## start Recorded data

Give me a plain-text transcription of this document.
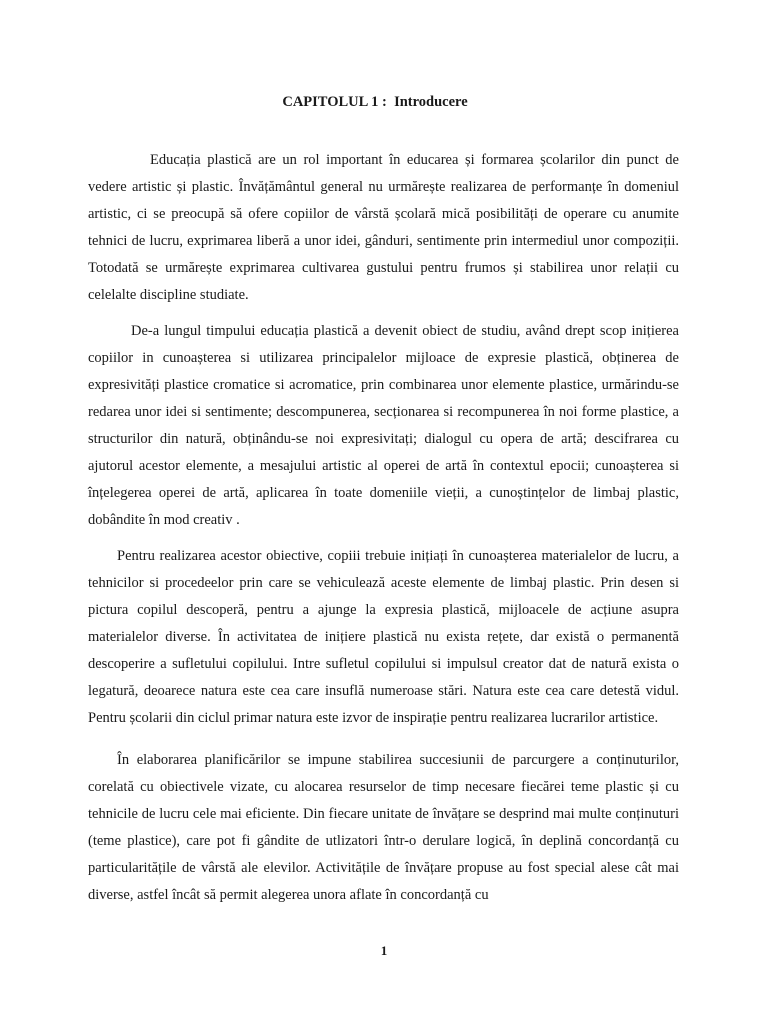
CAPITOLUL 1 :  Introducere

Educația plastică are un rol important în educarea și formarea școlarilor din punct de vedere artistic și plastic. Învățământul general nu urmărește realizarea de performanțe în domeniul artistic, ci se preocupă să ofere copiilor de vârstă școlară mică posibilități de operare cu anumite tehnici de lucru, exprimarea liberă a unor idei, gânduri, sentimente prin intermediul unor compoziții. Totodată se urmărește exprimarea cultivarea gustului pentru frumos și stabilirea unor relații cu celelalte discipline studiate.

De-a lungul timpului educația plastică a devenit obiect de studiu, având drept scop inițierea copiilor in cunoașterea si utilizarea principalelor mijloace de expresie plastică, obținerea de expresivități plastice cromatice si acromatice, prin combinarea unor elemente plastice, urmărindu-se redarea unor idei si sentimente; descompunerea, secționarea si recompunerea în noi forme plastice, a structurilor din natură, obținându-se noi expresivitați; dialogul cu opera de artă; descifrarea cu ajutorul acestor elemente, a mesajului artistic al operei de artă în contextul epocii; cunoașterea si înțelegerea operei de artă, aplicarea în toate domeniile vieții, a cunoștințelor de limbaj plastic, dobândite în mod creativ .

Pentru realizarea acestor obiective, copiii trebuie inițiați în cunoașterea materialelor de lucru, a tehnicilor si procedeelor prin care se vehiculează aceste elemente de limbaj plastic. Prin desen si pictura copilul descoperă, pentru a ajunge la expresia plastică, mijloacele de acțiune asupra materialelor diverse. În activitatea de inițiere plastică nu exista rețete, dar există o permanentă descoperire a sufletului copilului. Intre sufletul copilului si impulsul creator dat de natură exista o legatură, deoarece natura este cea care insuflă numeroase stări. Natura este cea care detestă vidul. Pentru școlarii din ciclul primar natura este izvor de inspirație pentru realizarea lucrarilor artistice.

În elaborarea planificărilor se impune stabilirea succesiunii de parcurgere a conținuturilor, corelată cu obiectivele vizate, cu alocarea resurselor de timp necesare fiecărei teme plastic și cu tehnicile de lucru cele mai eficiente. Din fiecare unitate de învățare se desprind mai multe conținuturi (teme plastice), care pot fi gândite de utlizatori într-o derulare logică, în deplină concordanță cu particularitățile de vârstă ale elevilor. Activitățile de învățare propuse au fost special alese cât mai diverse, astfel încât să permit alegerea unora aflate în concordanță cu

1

## end Recorded data

Give every record back exactly as it reads, with no images.

__Solved exercise__.
Give me a plain-text transcription of this document.
CAPITOLUL 1 :  Introducere

Educația plastică are un rol important în educarea și formarea școlarilor din punct de vedere artistic și plastic. Învățământul general nu urmărește realizarea de performanțe în domeniul artistic, ci se preocupă să ofere copiilor de vârstă școlară mică posibilități de operare cu anumite tehnici de lucru, exprimarea liberă a unor idei, gânduri, sentimente prin intermediul unor compoziții. Totodată se urmărește exprimarea cultivarea gustului pentru frumos și stabilirea unor relații cu celelalte discipline studiate.

De-a lungul timpului educația plastică a devenit obiect de studiu, având drept scop inițierea copiilor in cunoașterea si utilizarea principalelor mijloace de expresie plastică, obținerea de expresivități plastice cromatice si acromatice, prin combinarea unor elemente plastice, urmărindu-se redarea unor idei si sentimente; descompunerea, secționarea si recompunerea în noi forme plastice, a structurilor din natură, obținându-se noi expresivitați; dialogul cu opera de artă; descifrarea cu ajutorul acestor elemente, a mesajului artistic al operei de artă în contextul epocii; cunoașterea si înțelegerea operei de artă, aplicarea în toate domeniile vieții, a cunoștințelor de limbaj plastic, dobândite în mod creativ .

Pentru realizarea acestor obiective, copiii trebuie inițiați în cunoașterea materialelor de lucru, a tehnicilor si procedeelor prin care se vehiculează aceste elemente de limbaj plastic. Prin desen si pictura copilul descoperă, pentru a ajunge la expresia plastică, mijloacele de acțiune asupra materialelor diverse. În activitatea de inițiere plastică nu exista rețete, dar există o permanentă descoperire a sufletului copilului. Intre sufletul copilului si impulsul creator dat de natură exista o legatură, deoarece natura este cea care insuflă numeroase stări. Natura este cea care detestă vidul. Pentru școlarii din ciclul primar natura este izvor de inspirație pentru realizarea lucrarilor artistice.

În elaborarea planificărilor se impune stabilirea succesiunii de parcurgere a conținuturilor, corelată cu obiectivele vizate, cu alocarea resurselor de timp necesare fiecărei teme plastic și cu tehnicile de lucru cele mai eficiente. Din fiecare unitate de învățare se desprind mai multe conținuturi (teme plastice), care pot fi gândite de utlizatori într-o derulare logică, în deplină concordanță cu particularitățile de vârstă ale elevilor. Activitățile de învățare propuse au fost special alese cât mai diverse, astfel încât să permit alegerea unora aflate în concordanță cu

1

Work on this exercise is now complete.